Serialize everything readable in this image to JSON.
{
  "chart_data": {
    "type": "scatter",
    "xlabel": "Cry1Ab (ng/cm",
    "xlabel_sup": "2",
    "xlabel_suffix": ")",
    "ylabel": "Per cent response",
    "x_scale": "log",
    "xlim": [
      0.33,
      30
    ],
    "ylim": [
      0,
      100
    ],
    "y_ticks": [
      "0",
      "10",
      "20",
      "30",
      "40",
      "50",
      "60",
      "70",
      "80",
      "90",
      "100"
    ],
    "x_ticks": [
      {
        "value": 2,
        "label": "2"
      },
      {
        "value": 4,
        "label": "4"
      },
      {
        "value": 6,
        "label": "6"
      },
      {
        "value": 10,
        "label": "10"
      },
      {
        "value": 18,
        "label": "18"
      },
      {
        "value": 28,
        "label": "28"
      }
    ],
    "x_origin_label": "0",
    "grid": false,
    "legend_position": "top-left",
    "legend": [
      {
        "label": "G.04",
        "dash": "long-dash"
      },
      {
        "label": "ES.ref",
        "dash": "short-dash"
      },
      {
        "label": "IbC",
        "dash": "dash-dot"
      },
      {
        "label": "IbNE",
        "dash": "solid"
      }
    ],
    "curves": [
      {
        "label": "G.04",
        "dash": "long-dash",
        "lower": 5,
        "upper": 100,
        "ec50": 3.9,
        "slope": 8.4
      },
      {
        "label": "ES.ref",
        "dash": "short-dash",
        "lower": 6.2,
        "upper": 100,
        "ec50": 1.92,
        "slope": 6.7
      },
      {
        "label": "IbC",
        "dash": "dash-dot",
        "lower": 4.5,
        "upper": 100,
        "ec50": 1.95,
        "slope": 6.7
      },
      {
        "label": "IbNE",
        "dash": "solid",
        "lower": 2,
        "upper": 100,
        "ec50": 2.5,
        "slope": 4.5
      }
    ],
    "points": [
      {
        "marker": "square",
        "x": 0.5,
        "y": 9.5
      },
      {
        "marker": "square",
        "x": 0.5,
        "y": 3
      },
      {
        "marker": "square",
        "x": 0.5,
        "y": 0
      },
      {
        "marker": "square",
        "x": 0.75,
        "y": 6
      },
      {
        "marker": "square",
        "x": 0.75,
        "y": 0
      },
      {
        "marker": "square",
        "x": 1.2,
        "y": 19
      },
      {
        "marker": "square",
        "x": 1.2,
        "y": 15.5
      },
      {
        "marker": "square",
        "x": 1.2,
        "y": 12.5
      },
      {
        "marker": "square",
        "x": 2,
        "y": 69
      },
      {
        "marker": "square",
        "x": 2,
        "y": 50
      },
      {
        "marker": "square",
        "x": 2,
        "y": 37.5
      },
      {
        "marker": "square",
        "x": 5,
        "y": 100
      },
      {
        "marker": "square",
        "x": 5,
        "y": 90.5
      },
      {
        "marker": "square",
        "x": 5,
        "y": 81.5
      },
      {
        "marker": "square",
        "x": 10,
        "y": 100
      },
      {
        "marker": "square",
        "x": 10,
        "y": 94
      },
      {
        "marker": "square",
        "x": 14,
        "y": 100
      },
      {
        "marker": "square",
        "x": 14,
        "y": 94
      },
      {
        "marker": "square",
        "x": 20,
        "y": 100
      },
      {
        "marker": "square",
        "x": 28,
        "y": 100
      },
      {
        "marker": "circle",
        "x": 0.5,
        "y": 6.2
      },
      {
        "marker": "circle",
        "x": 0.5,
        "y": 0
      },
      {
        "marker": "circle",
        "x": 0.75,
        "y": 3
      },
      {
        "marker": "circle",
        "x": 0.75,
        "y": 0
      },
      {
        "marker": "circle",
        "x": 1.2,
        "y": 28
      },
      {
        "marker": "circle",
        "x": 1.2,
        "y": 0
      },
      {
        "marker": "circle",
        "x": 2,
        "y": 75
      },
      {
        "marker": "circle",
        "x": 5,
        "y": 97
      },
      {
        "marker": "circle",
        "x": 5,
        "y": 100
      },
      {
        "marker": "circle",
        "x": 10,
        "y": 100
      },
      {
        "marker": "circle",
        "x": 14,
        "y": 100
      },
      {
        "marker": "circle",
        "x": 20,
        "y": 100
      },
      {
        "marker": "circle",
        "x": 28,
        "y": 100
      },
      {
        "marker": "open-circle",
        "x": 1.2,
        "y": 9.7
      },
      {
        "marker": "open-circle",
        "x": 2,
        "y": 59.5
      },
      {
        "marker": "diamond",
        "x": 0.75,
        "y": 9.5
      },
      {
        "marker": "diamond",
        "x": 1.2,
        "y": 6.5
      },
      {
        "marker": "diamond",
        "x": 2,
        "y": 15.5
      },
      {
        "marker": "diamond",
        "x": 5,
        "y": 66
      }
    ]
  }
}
◇ ◇ ◇
- [YOUR TASK]: Print all the data exactly.

- [CORRECT ANSWER]:
Serialize everything readable in this image to JSON.
{
  "chart_data": {
    "type": "scatter",
    "xlabel": "Cry1Ab (ng/cm",
    "xlabel_sup": "2",
    "xlabel_suffix": ")",
    "ylabel": "Per cent response",
    "x_scale": "log",
    "xlim": [
      0.33,
      30
    ],
    "ylim": [
      0,
      100
    ],
    "y_ticks": [
      "0",
      "10",
      "20",
      "30",
      "40",
      "50",
      "60",
      "70",
      "80",
      "90",
      "100"
    ],
    "x_ticks": [
      {
        "value": 2,
        "label": "2"
      },
      {
        "value": 4,
        "label": "4"
      },
      {
        "value": 6,
        "label": "6"
      },
      {
        "value": 10,
        "label": "10"
      },
      {
        "value": 18,
        "label": "18"
      },
      {
        "value": 28,
        "label": "28"
      }
    ],
    "x_origin_label": "0",
    "grid": false,
    "legend_position": "top-left",
    "legend": [
      {
        "label": "G.04",
        "dash": "long-dash"
      },
      {
        "label": "ES.ref",
        "dash": "short-dash"
      },
      {
        "label": "IbC",
        "dash": "dash-dot"
      },
      {
        "label": "IbNE",
        "dash": "solid"
      }
    ],
    "curves": [
      {
        "label": "G.04",
        "dash": "long-dash",
        "lower": 5,
        "upper": 100,
        "ec50": 3.9,
        "slope": 8.4
      },
      {
        "label": "ES.ref",
        "dash": "short-dash",
        "lower": 6.2,
        "upper": 100,
        "ec50": 1.92,
        "slope": 6.7
      },
      {
        "label": "IbC",
        "dash": "dash-dot",
        "lower": 4.5,
        "upper": 100,
        "ec50": 1.95,
        "slope": 6.7
      },
      {
        "label": "IbNE",
        "dash": "solid",
        "lower": 2,
        "upper": 100,
        "ec50": 2.5,
        "slope": 4.5
      }
    ],
    "points": [
      {
        "marker": "square",
        "x": 0.5,
        "y": 9.5
      },
      {
        "marker": "square",
        "x": 0.5,
        "y": 3
      },
      {
        "marker": "square",
        "x": 0.5,
        "y": 0
      },
      {
        "marker": "square",
        "x": 0.75,
        "y": 6
      },
      {
        "marker": "square",
        "x": 0.75,
        "y": 0
      },
      {
        "marker": "square",
        "x": 1.2,
        "y": 19
      },
      {
        "marker": "square",
        "x": 1.2,
        "y": 15.5
      },
      {
        "marker": "square",
        "x": 1.2,
        "y": 12.5
      },
      {
        "marker": "square",
        "x": 2,
        "y": 69
      },
      {
        "marker": "square",
        "x": 2,
        "y": 50
      },
      {
        "marker": "square",
        "x": 2,
        "y": 37.5
      },
      {
        "marker": "square",
        "x": 5,
        "y": 100
      },
      {
        "marker": "square",
        "x": 5,
        "y": 90.5
      },
      {
        "marker": "square",
        "x": 5,
        "y": 81.5
      },
      {
        "marker": "square",
        "x": 10,
        "y": 100
      },
      {
        "marker": "square",
        "x": 10,
        "y": 94
      },
      {
        "marker": "square",
        "x": 14,
        "y": 100
      },
      {
        "marker": "square",
        "x": 14,
        "y": 94
      },
      {
        "marker": "square",
        "x": 20,
        "y": 100
      },
      {
        "marker": "square",
        "x": 28,
        "y": 100
      },
      {
        "marker": "circle",
        "x": 0.5,
        "y": 6.2
      },
      {
        "marker": "circle",
        "x": 0.5,
        "y": 0
      },
      {
        "marker": "circle",
        "x": 0.75,
        "y": 3
      },
      {
        "marker": "circle",
        "x": 0.75,
        "y": 0
      },
      {
        "marker": "circle",
        "x": 1.2,
        "y": 28
      },
      {
        "marker": "circle",
        "x": 1.2,
        "y": 0
      },
      {
        "marker": "circle",
        "x": 2,
        "y": 75
      },
      {
        "marker": "circle",
        "x": 5,
        "y": 97
      },
      {
        "marker": "circle",
        "x": 5,
        "y": 100
      },
      {
        "marker": "circle",
        "x": 10,
        "y": 100
      },
      {
        "marker": "circle",
        "x": 14,
        "y": 100
      },
      {
        "marker": "circle",
        "x": 20,
        "y": 100
      },
      {
        "marker": "circle",
        "x": 28,
        "y": 100
      },
      {
        "marker": "open-circle",
        "x": 1.2,
        "y": 9.7
      },
      {
        "marker": "open-circle",
        "x": 2,
        "y": 59.5
      },
      {
        "marker": "diamond",
        "x": 0.75,
        "y": 9.5
      },
      {
        "marker": "diamond",
        "x": 1.2,
        "y": 6.5
      },
      {
        "marker": "diamond",
        "x": 2,
        "y": 15.5
      },
      {
        "marker": "diamond",
        "x": 5,
        "y": 66
      }
    ]
  }
}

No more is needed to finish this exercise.